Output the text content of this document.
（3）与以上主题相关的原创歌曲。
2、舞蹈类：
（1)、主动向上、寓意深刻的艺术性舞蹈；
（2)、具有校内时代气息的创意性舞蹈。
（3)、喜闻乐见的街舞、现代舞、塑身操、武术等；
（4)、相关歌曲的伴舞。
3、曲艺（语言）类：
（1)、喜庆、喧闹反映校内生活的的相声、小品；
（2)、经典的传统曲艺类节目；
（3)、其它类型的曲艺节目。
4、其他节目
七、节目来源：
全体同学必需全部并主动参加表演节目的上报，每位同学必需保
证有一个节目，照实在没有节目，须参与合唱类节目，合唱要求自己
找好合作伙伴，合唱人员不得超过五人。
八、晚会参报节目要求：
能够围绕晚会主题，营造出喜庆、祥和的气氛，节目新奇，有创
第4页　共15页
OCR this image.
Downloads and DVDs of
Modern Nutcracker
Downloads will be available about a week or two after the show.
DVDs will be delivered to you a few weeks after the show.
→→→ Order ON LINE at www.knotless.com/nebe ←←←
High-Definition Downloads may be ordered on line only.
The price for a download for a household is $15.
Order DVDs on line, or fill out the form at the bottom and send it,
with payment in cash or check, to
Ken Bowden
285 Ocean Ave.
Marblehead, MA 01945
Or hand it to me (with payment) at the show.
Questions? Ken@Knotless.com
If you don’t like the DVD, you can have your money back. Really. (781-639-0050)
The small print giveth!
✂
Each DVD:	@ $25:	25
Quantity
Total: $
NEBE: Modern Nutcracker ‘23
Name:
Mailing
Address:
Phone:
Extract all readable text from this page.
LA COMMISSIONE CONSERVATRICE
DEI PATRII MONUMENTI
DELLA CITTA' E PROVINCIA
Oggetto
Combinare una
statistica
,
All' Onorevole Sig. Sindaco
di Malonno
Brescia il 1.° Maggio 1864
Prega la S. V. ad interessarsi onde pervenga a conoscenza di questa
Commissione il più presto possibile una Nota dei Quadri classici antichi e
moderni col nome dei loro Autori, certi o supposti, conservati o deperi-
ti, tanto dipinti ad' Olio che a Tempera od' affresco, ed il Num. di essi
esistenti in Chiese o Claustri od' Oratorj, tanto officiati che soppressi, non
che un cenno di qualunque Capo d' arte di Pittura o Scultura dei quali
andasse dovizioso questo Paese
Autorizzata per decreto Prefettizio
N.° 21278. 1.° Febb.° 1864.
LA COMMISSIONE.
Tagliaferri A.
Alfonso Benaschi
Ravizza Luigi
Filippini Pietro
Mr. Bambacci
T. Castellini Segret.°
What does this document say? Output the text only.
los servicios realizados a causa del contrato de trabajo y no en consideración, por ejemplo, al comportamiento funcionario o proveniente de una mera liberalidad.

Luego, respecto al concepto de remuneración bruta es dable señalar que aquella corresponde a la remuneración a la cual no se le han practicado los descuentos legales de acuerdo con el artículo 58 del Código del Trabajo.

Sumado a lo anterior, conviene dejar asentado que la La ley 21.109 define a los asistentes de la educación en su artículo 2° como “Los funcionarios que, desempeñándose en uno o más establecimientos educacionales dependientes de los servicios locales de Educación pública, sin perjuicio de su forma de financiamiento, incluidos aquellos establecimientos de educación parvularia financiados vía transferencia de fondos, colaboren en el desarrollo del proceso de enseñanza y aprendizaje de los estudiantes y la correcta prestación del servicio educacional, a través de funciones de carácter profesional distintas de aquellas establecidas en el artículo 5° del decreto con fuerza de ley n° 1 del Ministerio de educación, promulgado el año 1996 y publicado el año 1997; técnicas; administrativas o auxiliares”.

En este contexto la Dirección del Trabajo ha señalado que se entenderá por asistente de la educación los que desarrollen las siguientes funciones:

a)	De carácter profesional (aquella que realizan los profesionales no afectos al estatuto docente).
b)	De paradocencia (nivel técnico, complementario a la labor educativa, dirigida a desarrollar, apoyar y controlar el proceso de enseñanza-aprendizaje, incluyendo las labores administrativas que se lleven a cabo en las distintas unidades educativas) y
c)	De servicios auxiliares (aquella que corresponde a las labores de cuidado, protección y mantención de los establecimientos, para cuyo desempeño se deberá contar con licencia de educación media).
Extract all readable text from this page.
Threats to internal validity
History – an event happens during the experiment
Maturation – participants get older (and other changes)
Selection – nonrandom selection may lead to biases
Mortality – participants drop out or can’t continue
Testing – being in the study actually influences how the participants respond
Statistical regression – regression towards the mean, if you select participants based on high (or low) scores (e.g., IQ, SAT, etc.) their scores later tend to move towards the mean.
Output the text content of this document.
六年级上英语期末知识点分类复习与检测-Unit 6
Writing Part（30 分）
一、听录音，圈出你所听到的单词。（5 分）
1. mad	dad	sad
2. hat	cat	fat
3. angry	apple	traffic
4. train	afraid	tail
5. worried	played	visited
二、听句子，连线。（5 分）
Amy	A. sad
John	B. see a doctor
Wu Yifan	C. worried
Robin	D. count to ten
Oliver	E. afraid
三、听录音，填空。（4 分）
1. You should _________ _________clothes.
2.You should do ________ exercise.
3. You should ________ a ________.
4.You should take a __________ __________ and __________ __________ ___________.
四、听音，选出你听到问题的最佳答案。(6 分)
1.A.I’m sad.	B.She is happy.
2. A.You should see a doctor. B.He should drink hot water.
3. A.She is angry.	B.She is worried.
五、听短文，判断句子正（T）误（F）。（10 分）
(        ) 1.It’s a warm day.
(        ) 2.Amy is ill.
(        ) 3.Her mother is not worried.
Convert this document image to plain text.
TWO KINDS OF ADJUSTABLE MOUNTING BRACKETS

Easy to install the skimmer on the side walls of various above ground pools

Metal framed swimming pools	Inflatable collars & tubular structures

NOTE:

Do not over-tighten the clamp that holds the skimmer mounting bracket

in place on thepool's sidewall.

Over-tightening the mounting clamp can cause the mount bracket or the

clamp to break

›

++++++

## WRITTEN PROBLEM
Report how many lines of the data contain the word "establecimientos", using the number alone.

## FINISHED ANSWER
2